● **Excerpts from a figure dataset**

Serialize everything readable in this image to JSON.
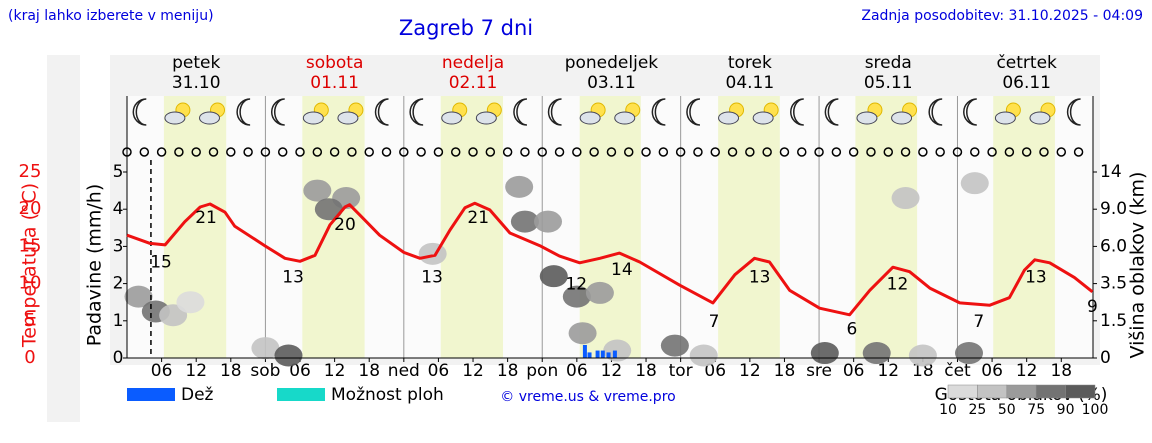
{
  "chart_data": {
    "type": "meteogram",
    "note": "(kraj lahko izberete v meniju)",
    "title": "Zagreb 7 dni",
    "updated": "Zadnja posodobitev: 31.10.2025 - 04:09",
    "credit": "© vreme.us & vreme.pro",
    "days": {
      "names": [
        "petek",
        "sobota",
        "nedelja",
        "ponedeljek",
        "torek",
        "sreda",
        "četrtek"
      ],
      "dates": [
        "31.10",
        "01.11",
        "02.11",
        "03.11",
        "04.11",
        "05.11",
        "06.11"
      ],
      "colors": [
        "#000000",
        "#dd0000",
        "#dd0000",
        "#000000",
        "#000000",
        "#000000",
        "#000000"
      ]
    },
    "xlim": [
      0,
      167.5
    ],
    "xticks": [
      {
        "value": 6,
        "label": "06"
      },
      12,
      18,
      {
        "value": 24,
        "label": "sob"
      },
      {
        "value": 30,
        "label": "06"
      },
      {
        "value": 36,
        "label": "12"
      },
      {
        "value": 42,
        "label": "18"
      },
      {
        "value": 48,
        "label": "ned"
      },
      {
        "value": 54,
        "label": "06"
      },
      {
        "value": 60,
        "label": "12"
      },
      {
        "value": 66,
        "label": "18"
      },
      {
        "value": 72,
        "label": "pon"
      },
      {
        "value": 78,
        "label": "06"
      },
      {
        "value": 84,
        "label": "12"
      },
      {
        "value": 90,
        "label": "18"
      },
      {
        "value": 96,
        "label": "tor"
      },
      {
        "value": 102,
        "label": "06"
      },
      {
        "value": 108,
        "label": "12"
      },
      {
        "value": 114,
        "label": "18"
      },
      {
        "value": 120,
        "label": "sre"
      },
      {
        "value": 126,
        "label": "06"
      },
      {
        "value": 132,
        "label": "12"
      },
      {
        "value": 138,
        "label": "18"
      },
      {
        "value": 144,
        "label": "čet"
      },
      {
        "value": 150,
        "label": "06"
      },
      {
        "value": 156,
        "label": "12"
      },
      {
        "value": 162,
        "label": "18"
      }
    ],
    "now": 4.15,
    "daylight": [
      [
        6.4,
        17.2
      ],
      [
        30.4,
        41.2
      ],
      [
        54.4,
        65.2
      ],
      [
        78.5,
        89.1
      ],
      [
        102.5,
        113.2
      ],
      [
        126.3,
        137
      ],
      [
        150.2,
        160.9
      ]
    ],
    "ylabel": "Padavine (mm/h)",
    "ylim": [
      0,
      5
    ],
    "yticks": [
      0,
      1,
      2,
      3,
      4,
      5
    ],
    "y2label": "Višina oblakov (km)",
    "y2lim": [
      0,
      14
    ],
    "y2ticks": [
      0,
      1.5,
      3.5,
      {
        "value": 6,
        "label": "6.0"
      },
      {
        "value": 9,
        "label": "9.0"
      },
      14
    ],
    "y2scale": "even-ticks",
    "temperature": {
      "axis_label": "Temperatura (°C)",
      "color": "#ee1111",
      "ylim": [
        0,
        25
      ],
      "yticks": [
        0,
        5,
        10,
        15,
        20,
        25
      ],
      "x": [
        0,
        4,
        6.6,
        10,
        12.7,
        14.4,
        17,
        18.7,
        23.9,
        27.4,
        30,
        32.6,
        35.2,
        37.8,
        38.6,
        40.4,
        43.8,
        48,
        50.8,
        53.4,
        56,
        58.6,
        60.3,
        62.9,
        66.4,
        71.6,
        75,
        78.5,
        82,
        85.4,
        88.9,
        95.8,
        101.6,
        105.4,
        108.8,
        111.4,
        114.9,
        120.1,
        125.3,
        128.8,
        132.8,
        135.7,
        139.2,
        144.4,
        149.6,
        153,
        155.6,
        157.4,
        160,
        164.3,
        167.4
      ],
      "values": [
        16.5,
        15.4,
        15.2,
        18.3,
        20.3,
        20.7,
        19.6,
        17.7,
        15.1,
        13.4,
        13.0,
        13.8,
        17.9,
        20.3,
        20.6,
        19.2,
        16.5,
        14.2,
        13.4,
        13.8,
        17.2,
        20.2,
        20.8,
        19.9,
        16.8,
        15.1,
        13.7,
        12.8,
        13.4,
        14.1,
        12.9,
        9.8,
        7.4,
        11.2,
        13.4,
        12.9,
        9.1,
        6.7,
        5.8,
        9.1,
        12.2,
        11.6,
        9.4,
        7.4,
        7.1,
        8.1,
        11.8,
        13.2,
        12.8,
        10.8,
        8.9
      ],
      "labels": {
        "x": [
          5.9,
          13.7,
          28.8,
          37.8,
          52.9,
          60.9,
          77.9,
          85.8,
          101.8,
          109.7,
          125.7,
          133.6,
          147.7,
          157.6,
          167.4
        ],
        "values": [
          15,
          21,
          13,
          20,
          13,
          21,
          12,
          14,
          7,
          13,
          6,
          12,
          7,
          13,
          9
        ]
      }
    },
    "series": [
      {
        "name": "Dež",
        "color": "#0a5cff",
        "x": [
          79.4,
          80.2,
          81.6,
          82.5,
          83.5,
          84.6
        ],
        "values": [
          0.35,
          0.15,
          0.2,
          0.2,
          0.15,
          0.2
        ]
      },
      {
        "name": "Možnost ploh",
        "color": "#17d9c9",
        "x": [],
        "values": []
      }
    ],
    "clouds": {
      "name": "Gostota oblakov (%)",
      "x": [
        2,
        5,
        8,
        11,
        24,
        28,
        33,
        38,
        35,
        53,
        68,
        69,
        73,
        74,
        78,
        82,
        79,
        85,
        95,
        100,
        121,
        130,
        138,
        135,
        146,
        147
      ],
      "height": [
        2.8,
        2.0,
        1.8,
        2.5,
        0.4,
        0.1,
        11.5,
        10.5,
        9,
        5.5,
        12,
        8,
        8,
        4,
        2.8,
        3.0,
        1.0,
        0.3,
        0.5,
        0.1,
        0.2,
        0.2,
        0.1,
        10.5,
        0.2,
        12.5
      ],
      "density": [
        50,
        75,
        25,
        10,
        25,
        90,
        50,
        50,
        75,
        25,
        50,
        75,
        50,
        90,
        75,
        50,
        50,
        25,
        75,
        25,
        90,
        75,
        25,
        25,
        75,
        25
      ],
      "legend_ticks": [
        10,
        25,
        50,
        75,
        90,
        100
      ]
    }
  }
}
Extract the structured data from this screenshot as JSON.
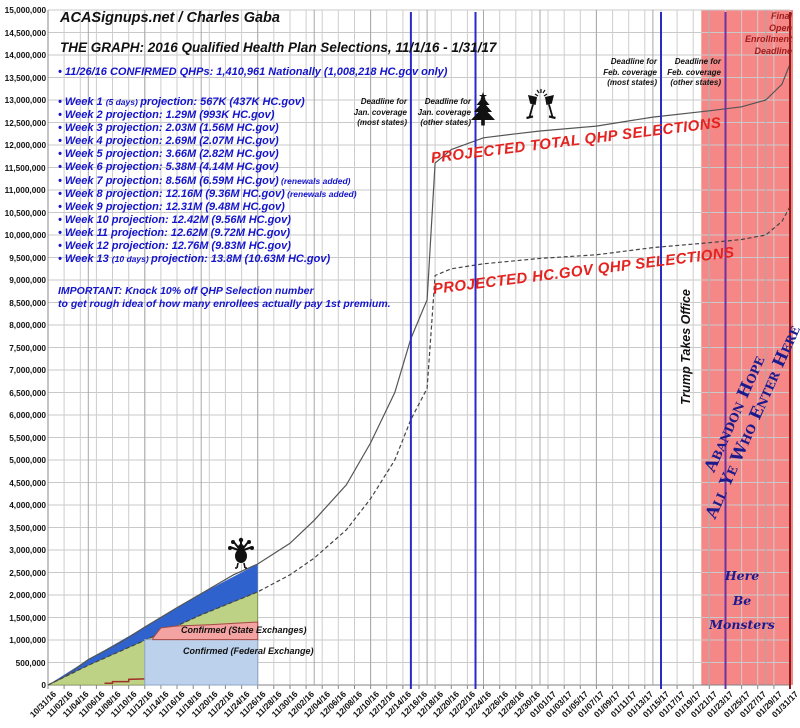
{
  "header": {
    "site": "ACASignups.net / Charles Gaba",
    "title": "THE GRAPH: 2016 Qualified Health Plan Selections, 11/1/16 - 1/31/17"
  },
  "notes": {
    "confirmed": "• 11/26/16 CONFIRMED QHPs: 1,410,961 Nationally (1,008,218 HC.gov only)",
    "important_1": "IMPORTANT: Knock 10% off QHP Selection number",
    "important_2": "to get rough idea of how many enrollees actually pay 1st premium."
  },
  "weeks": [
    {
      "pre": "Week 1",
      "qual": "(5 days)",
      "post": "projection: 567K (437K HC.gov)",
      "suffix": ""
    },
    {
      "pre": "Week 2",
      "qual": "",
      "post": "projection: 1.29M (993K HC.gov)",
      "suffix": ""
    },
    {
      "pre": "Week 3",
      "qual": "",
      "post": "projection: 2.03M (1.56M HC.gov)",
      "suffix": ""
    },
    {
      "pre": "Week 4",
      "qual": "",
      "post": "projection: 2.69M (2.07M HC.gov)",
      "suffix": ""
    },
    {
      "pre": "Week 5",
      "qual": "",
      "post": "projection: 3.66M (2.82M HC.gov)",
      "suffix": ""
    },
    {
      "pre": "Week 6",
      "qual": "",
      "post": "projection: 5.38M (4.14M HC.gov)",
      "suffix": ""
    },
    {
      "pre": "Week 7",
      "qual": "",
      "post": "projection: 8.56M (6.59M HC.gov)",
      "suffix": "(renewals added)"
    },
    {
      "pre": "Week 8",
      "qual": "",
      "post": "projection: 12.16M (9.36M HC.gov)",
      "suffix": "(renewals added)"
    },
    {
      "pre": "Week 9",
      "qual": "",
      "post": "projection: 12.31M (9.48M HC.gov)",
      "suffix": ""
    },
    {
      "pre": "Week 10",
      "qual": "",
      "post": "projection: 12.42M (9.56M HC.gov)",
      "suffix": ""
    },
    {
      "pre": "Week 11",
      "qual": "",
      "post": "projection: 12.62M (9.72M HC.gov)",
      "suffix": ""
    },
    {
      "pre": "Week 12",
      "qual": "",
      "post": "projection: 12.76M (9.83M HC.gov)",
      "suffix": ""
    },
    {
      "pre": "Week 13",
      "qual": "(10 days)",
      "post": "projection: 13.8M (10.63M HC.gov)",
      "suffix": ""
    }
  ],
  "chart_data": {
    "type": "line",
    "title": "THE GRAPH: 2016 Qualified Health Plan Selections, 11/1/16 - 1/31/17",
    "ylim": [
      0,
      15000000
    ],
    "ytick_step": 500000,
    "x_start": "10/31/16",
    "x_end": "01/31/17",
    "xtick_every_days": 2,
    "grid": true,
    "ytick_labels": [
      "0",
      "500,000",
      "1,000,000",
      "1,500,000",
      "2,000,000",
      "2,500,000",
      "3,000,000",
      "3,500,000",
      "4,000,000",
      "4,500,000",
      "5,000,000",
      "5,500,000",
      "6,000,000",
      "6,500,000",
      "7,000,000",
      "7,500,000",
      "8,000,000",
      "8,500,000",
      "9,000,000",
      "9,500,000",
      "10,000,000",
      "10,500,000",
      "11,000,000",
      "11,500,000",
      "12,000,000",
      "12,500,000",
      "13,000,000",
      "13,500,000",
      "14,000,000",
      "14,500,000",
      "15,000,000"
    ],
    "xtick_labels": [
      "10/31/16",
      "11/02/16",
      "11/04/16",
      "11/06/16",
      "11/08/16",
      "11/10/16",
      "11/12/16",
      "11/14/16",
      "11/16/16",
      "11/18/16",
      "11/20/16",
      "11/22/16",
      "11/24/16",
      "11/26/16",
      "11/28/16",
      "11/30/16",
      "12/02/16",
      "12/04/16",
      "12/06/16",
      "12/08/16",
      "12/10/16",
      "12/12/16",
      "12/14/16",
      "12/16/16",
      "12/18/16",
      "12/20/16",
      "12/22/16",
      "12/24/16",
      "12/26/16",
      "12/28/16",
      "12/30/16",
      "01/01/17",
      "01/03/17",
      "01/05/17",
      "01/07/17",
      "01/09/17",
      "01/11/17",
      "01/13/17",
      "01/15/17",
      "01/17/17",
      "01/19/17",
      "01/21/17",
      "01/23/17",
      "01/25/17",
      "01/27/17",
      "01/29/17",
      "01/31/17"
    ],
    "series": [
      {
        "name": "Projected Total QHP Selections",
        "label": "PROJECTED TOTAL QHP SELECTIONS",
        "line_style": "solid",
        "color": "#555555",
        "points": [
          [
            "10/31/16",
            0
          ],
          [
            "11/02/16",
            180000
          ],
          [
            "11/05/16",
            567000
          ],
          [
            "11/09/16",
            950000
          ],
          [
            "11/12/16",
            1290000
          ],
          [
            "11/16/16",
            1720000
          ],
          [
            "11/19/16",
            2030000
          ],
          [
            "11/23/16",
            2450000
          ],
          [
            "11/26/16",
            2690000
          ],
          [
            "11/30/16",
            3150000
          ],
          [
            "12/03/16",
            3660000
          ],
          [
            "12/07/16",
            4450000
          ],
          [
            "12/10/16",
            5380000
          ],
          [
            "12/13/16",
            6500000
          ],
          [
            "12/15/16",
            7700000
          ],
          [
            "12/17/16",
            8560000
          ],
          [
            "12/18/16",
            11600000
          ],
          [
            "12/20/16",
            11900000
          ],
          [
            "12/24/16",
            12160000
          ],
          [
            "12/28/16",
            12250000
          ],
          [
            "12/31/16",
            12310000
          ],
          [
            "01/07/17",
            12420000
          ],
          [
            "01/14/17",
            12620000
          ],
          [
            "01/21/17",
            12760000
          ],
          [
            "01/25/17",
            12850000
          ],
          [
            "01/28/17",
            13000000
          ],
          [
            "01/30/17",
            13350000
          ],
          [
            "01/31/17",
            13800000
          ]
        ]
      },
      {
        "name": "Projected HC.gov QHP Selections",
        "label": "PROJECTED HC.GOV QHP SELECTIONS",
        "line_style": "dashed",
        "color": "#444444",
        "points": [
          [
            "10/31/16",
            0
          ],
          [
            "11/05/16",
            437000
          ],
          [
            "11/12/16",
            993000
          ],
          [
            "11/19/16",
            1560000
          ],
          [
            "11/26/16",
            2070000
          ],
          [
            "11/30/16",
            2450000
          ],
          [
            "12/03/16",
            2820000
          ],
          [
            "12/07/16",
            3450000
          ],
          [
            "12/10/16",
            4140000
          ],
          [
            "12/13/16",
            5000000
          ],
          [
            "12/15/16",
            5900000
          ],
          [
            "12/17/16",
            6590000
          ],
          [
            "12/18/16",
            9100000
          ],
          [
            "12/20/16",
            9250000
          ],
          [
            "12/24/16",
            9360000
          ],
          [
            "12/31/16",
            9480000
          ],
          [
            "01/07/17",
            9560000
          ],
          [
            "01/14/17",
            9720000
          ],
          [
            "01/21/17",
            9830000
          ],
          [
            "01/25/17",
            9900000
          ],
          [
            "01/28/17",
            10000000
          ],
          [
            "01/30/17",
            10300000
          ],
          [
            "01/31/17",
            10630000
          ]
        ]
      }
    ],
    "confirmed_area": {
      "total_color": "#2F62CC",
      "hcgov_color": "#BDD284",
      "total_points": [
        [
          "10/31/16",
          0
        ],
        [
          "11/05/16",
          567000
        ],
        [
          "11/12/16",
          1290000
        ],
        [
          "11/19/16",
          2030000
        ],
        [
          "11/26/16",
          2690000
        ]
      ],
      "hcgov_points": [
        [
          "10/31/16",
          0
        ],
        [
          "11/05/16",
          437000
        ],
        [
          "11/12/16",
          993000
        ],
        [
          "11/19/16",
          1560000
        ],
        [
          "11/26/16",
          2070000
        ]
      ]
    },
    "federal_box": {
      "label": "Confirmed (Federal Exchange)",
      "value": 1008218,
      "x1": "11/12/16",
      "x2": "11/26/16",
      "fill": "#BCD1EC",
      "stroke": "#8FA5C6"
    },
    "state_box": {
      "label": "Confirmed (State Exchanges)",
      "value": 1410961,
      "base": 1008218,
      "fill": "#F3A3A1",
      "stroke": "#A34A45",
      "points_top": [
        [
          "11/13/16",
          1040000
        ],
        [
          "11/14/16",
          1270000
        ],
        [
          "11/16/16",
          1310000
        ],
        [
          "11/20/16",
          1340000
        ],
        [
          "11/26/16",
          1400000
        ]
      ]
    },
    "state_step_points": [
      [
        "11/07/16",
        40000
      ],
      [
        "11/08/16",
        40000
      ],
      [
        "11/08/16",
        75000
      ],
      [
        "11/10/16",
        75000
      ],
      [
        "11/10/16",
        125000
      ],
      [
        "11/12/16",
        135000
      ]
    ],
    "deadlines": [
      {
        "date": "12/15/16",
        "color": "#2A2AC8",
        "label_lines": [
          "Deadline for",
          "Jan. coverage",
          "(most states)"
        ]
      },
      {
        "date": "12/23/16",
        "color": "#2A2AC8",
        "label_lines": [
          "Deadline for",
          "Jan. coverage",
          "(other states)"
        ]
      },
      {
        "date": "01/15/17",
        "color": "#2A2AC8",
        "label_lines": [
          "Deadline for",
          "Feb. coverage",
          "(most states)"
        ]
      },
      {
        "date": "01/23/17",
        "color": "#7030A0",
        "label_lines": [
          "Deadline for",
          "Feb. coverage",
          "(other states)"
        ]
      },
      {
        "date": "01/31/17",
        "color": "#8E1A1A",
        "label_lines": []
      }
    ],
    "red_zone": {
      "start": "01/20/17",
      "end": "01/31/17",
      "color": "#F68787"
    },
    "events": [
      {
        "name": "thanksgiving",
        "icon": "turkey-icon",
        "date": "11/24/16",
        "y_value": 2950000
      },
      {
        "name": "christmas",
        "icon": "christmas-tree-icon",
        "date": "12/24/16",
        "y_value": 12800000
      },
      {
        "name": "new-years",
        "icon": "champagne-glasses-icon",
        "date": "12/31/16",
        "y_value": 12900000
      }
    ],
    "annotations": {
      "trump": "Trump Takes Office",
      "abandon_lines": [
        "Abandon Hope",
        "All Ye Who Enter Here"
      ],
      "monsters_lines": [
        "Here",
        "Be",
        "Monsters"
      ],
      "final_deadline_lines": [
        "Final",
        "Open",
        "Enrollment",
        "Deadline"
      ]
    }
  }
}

● **STATED GOAL**
Only the count is needed: the number of lines in the data that include the word "JSON".

● **EXERCISE ANSWER**
2